■ **TEXT EXCERPT**:

*** Begin section ***

Dexmedetomidine attenuates oxygen-glucose deprivation/ reperfusion-induced inflammation through the miR-17-5p/ TLR4/ NF-κB axis

Abstract

Background: Dexmedetomidine (DEX) is a selective agonist of α2-adrenergic receptors with anesthetic activity and neuroprotective benefits. However, its mechanism of action at the molecular level remains poorly defined. In this study, we investigated the protective effects of DEX on oxygen-glucose deprivation/ reperfusion (OGD/R)-induced neuronal apoptosis in PC12 cells, and evaluated its underlying mechanism(s) of neuroprotection and anti-inflammation. Methods: An OGD/R model in PC12 cells was established. PC12 cells were cultured and divided into control, OGD/R, and OGD/R + DEX (1 μM, 10 μM, 50 μM) groups. Cell apoptosis was analyzed by flow cytometry and expression profiles were determined by qRT-PCR, western blot analysis, and enzyme linked immunosorbent assays (ELISA). The interaction between miRNA and its downstream targets was evaluated through luciferase reporter assays. Results: DEX significantly decreased apoptosis rates and inhibited interleukin 1 beta (IL-1β), tumor necrosis factor alpha (TNF-α), and interleukin 6 (IL-6) release (P < 0.05). While expression of the pro-apoptotic proteins Bax and Caspase-3 was down-regulated, expression of Bcl-2 was upregulated in a dose-dependent manner (P < 0.05). Interestingly, miR-17-5p expression was down-regulated in the OGD/R group (compared to controls). Toll-like receptor 4 (TLR4), a key regulator of nuclear factor kappa-B (NF-κB) signaling, was identified as a novel target of miR-17-5p in PC12 cells. miR-17-5p expression was upregulated in the OGD/R + DEX group, suppressing TLR4 expression and reducing the secretion of proinflammatory cytokines. Conclusion: DEX inhibits OGD/R-induced inflammation and apoptosis in PC12 cells by increasing miR-17-5p expression, downregulating TLR4, and inhibiting NF-κB signaling.

*** End section ***

■ **WORK TO BE COMPLETED**:
Using the abstract above, explain in one to three sentences how DEX reduces inflammation and apoptosis in PC12 cells after OGD/R.

■ **EXCERPTED DATA**:
*** Begin section ***

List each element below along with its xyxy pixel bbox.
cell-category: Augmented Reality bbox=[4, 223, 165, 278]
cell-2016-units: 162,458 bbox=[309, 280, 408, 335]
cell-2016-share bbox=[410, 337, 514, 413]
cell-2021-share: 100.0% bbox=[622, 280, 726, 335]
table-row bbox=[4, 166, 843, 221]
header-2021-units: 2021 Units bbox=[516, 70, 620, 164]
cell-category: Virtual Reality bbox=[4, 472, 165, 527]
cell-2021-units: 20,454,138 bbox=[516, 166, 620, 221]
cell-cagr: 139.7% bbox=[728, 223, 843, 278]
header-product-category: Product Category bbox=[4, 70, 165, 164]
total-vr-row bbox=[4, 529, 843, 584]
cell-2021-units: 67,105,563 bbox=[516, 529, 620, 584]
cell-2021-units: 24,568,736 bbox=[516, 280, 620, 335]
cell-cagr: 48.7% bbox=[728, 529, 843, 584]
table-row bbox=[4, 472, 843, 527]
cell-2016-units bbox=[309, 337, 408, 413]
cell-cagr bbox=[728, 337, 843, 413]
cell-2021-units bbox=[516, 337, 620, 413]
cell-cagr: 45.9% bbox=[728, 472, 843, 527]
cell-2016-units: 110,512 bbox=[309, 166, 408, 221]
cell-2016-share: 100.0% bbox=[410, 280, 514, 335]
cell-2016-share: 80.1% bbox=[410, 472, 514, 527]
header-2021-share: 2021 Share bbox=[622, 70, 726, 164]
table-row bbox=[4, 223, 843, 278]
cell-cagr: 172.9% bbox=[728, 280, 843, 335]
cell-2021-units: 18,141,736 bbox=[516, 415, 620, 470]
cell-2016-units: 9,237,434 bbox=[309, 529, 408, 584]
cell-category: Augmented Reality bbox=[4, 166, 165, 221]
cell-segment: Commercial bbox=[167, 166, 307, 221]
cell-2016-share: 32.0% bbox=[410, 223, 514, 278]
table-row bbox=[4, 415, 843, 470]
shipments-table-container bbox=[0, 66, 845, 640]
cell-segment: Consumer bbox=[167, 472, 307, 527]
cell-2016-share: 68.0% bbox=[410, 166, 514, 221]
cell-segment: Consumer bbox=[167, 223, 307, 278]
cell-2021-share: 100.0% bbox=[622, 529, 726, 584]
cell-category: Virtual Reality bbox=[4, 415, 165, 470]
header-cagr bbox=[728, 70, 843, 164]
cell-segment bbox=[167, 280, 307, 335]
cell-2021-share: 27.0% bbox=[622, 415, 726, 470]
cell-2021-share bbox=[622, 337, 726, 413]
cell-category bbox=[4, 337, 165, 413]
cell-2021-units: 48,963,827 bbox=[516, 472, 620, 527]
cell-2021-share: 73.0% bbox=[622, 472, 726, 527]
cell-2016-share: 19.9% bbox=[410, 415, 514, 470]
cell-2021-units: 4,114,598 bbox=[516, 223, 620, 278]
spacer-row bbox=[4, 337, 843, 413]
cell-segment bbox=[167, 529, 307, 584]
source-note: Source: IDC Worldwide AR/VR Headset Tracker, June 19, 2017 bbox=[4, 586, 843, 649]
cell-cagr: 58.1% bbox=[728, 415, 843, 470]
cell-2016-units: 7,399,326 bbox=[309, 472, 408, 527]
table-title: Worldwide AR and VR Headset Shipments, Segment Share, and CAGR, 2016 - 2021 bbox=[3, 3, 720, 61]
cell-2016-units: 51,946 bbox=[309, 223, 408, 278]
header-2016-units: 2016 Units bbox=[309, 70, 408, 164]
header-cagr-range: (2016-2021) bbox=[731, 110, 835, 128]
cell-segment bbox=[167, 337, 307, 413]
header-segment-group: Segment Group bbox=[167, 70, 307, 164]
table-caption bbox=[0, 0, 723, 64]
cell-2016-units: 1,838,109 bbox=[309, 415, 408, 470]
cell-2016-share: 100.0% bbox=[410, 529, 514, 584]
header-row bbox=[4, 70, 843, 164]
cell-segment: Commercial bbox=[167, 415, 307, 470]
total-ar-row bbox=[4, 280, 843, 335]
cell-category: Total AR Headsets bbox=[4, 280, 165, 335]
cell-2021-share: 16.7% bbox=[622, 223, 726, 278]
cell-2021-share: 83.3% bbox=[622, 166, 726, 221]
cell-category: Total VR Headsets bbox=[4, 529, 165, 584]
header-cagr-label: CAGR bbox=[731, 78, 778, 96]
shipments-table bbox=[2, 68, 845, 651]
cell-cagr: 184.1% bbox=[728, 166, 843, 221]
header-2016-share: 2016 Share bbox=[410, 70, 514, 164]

*** End section ***

■ **RESPONSE BELOW**:
DEX raises miR-17-5p expression. Because TLR4 is a target of miR-17-5p, this suppresses TLR4, a key regulator of NF-κB signaling. NF-κB signaling is therefore inhibited, which reduces the secretion of proinflammatory cytokines and lowers apoptosis.